▸ **What you need to do**: Do any lines in the data below contain "JSON"? If so, copy every one of them.
___ Raw records
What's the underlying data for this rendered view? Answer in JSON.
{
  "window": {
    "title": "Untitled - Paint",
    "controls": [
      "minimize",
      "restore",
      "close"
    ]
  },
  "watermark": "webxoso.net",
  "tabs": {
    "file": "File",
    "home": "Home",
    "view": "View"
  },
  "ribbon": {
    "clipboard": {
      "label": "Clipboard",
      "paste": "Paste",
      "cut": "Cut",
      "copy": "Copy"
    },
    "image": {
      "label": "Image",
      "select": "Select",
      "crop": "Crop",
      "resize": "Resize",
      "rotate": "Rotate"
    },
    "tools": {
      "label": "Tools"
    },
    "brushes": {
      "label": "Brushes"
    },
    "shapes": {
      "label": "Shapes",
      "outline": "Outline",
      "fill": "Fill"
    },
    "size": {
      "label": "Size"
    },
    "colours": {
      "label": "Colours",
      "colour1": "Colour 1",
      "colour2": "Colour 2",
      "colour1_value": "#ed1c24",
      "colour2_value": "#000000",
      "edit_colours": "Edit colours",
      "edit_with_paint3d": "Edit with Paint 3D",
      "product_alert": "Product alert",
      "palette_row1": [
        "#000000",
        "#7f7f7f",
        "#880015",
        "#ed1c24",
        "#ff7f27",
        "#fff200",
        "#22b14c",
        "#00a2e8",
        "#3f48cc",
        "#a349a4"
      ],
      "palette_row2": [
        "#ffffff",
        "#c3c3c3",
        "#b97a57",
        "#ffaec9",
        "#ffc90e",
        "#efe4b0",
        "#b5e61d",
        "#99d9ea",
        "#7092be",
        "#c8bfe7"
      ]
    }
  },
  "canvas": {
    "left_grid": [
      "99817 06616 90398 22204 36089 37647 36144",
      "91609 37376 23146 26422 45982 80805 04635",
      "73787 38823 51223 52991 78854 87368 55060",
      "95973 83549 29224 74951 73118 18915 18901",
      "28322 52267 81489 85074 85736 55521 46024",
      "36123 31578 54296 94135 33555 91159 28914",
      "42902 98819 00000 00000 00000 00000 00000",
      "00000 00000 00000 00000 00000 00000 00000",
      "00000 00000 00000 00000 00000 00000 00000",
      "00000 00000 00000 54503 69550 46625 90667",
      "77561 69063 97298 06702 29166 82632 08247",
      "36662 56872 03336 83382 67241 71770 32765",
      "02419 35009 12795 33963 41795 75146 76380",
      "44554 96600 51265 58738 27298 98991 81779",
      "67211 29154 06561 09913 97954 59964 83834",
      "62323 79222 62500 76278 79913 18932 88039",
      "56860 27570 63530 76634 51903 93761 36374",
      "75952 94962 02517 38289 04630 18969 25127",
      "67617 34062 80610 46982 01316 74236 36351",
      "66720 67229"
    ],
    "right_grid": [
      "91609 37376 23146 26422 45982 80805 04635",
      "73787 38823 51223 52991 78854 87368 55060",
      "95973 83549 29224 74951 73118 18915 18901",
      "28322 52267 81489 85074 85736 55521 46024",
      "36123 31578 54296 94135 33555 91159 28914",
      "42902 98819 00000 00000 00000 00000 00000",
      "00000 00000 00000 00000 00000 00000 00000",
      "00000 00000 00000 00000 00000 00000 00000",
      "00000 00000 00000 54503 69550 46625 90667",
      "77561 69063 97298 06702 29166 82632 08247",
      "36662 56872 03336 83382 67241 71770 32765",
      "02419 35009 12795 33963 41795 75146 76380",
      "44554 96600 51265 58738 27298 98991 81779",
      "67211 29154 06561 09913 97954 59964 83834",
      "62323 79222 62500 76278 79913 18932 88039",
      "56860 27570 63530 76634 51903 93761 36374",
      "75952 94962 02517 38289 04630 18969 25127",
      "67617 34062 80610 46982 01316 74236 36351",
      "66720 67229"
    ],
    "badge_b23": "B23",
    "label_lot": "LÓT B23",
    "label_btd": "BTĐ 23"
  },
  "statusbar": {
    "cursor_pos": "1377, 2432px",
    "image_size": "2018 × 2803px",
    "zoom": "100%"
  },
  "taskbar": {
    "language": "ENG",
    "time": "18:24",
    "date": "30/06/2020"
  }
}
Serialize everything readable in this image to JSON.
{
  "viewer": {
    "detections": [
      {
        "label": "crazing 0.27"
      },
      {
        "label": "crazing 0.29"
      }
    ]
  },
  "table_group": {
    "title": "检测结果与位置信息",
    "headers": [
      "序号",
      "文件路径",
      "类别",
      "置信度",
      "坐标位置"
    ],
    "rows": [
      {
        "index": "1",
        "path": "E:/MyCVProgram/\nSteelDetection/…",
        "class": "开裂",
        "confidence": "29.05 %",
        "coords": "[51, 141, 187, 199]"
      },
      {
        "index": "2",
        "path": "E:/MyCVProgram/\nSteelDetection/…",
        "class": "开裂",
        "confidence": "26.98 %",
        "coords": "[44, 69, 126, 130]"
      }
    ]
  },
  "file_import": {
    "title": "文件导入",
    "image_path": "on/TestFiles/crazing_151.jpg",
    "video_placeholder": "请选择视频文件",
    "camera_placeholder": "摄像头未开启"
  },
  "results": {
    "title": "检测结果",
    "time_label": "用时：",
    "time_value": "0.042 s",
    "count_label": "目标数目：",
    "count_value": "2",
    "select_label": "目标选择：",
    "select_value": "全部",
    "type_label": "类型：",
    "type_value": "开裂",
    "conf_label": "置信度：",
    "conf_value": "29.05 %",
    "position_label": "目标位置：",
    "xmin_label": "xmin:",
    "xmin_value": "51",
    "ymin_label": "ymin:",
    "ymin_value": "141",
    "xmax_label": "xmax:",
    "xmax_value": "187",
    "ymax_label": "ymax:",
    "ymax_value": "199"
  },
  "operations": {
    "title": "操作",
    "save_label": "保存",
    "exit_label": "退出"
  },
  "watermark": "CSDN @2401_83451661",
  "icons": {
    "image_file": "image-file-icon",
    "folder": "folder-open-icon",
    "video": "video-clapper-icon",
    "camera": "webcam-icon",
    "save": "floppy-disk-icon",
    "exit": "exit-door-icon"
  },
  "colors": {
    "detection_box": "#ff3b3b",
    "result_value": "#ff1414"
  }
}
______
▸ **Exercise answer**:
What's the underlying data for this rendered view? Answer in JSON.
Serialize everything readable in this image to JSON.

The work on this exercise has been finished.